** Start of Given records **

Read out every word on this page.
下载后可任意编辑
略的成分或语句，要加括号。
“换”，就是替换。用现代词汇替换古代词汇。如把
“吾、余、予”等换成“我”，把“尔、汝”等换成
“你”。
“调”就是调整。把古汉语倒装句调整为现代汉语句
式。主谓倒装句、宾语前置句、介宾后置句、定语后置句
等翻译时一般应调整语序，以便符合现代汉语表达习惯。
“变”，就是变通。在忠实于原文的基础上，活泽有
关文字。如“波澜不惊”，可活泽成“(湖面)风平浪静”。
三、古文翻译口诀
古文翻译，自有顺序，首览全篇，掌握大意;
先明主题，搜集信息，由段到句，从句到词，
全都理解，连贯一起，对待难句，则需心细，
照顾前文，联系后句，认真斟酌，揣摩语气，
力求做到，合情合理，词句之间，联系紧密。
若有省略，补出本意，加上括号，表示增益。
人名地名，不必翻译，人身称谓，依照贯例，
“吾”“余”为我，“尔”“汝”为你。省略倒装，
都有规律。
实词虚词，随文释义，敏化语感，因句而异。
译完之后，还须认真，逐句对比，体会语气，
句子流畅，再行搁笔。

** End of Given records **

* _Instructions to follow_
Go through the entries and repeat each one exactly.

* _The reply_
Read out every word on this page.
下载后可任意编辑
略的成分或语句，要加括号。
“换”，就是替换。用现代词汇替换古代词汇。如把
“吾、余、予”等换成“我”，把“尔、汝”等换成
“你”。
“调”就是调整。把古汉语倒装句调整为现代汉语句
式。主谓倒装句、宾语前置句、介宾后置句、定语后置句
等翻译时一般应调整语序，以便符合现代汉语表达习惯。
“变”，就是变通。在忠实于原文的基础上，活泽有
关文字。如“波澜不惊”，可活泽成“(湖面)风平浪静”。
三、古文翻译口诀
古文翻译，自有顺序，首览全篇，掌握大意;
先明主题，搜集信息，由段到句，从句到词，
全都理解，连贯一起，对待难句，则需心细，
照顾前文，联系后句，认真斟酌，揣摩语气，
力求做到，合情合理，词句之间，联系紧密。
若有省略，补出本意，加上括号，表示增益。
人名地名，不必翻译，人身称谓，依照贯例，
“吾”“余”为我，“尔”“汝”为你。省略倒装，
都有规律。
实词虚词，随文释义，敏化语感，因句而异。
译完之后，还须认真，逐句对比，体会语气，
句子流畅，再行搁笔。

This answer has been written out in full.